## What is asked
Copy out the whole listing exactly as written, leaving the pictures behind.

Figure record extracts
** START **
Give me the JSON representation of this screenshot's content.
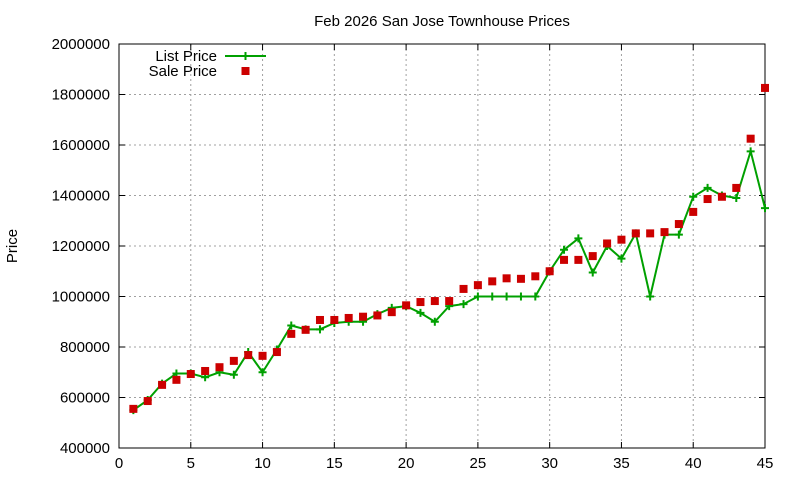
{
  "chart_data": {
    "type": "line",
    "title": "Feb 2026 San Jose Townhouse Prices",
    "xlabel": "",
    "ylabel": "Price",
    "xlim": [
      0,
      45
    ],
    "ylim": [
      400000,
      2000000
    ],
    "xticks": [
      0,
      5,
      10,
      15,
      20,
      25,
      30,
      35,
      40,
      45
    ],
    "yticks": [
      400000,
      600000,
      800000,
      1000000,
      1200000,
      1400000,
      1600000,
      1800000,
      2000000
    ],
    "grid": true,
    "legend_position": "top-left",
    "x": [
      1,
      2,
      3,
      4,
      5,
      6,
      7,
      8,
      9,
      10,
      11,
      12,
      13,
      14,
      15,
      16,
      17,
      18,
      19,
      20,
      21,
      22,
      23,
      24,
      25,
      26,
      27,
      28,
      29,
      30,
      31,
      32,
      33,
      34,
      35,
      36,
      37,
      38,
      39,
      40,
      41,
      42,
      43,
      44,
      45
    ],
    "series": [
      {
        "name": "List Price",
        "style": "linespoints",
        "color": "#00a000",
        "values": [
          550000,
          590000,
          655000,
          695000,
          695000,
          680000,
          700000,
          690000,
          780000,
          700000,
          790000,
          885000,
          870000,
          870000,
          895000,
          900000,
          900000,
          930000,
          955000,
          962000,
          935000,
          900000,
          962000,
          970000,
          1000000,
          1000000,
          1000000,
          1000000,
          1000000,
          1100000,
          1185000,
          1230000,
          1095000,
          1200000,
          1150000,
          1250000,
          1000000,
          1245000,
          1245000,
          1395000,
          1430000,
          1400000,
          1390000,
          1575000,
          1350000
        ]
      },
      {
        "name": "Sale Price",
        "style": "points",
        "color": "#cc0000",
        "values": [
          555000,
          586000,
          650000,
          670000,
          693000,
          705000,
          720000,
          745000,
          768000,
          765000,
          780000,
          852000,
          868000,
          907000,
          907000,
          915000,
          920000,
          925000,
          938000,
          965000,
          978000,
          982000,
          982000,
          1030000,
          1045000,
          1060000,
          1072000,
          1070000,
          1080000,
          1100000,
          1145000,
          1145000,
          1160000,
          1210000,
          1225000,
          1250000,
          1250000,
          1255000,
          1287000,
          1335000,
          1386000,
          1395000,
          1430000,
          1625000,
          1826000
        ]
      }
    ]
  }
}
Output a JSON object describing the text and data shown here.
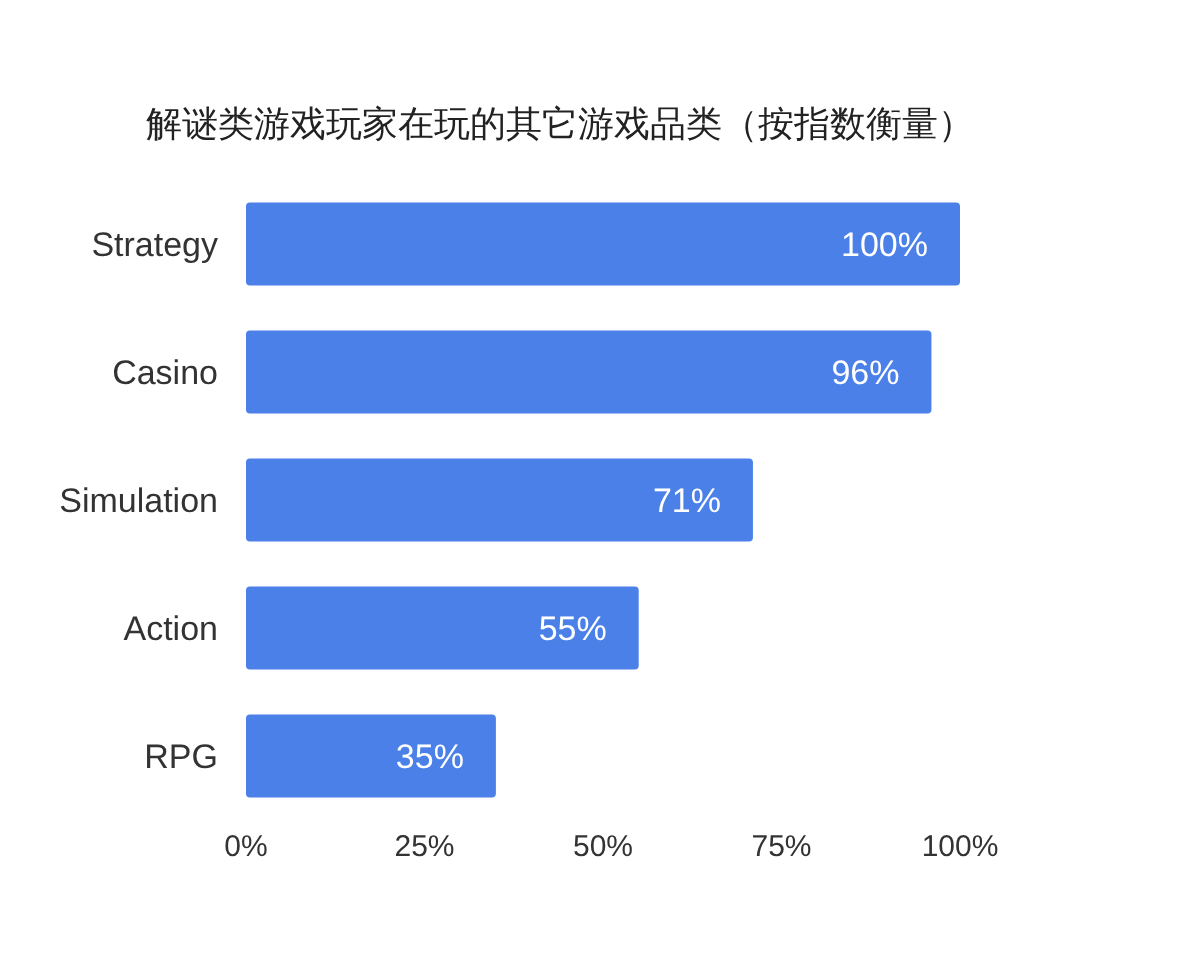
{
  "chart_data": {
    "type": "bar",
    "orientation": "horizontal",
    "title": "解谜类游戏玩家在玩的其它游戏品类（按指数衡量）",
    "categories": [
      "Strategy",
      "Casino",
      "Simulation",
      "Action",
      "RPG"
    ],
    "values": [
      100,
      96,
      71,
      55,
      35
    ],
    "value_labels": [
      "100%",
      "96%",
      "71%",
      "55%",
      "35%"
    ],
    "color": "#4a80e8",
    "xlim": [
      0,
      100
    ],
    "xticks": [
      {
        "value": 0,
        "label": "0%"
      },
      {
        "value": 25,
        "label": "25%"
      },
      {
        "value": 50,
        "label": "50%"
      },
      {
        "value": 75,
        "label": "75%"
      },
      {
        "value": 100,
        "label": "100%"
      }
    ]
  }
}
** END **
## Response to this task
Give me the JSON representation of this screenshot's content.
{
  "chart_data": {
    "type": "line",
    "title": "Feb 2026 San Jose Townhouse Prices",
    "xlabel": "",
    "ylabel": "Price",
    "xlim": [
      0,
      45
    ],
    "ylim": [
      400000,
      2000000
    ],
    "xticks": [
      0,
      5,
      10,
      15,
      20,
      25,
      30,
      35,
      40,
      45
    ],
    "yticks": [
      400000,
      600000,
      800000,
      1000000,
      1200000,
      1400000,
      1600000,
      1800000,
      2000000
    ],
    "grid": true,
    "legend_position": "top-left",
    "x": [
      1,
      2,
      3,
      4,
      5,
      6,
      7,
      8,
      9,
      10,
      11,
      12,
      13,
      14,
      15,
      16,
      17,
      18,
      19,
      20,
      21,
      22,
      23,
      24,
      25,
      26,
      27,
      28,
      29,
      30,
      31,
      32,
      33,
      34,
      35,
      36,
      37,
      38,
      39,
      40,
      41,
      42,
      43,
      44,
      45
    ],
    "series": [
      {
        "name": "List Price",
        "style": "linespoints",
        "color": "#00a000",
        "values": [
          550000,
          590000,
          655000,
          695000,
          695000,
          680000,
          700000,
          690000,
          780000,
          700000,
          790000,
          885000,
          870000,
          870000,
          895000,
          900000,
          900000,
          930000,
          955000,
          962000,
          935000,
          900000,
          962000,
          970000,
          1000000,
          1000000,
          1000000,
          1000000,
          1000000,
          1100000,
          1185000,
          1230000,
          1095000,
          1200000,
          1150000,
          1250000,
          1000000,
          1245000,
          1245000,
          1395000,
          1430000,
          1400000,
          1390000,
          1575000,
          1350000
        ]
      },
      {
        "name": "Sale Price",
        "style": "points",
        "color": "#cc0000",
        "values": [
          555000,
          586000,
          650000,
          670000,
          693000,
          705000,
          720000,
          745000,
          768000,
          765000,
          780000,
          852000,
          868000,
          907000,
          907000,
          915000,
          920000,
          925000,
          938000,
          965000,
          978000,
          982000,
          982000,
          1030000,
          1045000,
          1060000,
          1072000,
          1070000,
          1080000,
          1100000,
          1145000,
          1145000,
          1160000,
          1210000,
          1225000,
          1250000,
          1250000,
          1255000,
          1287000,
          1335000,
          1386000,
          1395000,
          1430000,
          1625000,
          1826000
        ]
      }
    ]
  }
}
Output a JSON object describing the text and data shown here.
{
  "chart_data": {
    "type": "bar",
    "orientation": "horizontal",
    "title": "解谜类游戏玩家在玩的其它游戏品类（按指数衡量）",
    "categories": [
      "Strategy",
      "Casino",
      "Simulation",
      "Action",
      "RPG"
    ],
    "values": [
      100,
      96,
      71,
      55,
      35
    ],
    "value_labels": [
      "100%",
      "96%",
      "71%",
      "55%",
      "35%"
    ],
    "color": "#4a80e8",
    "xlim": [
      0,
      100
    ],
    "xticks": [
      {
        "value": 0,
        "label": "0%"
      },
      {
        "value": 25,
        "label": "25%"
      },
      {
        "value": 50,
        "label": "50%"
      },
      {
        "value": 75,
        "label": "75%"
      },
      {
        "value": 100,
        "label": "100%"
      }
    ]
  }
}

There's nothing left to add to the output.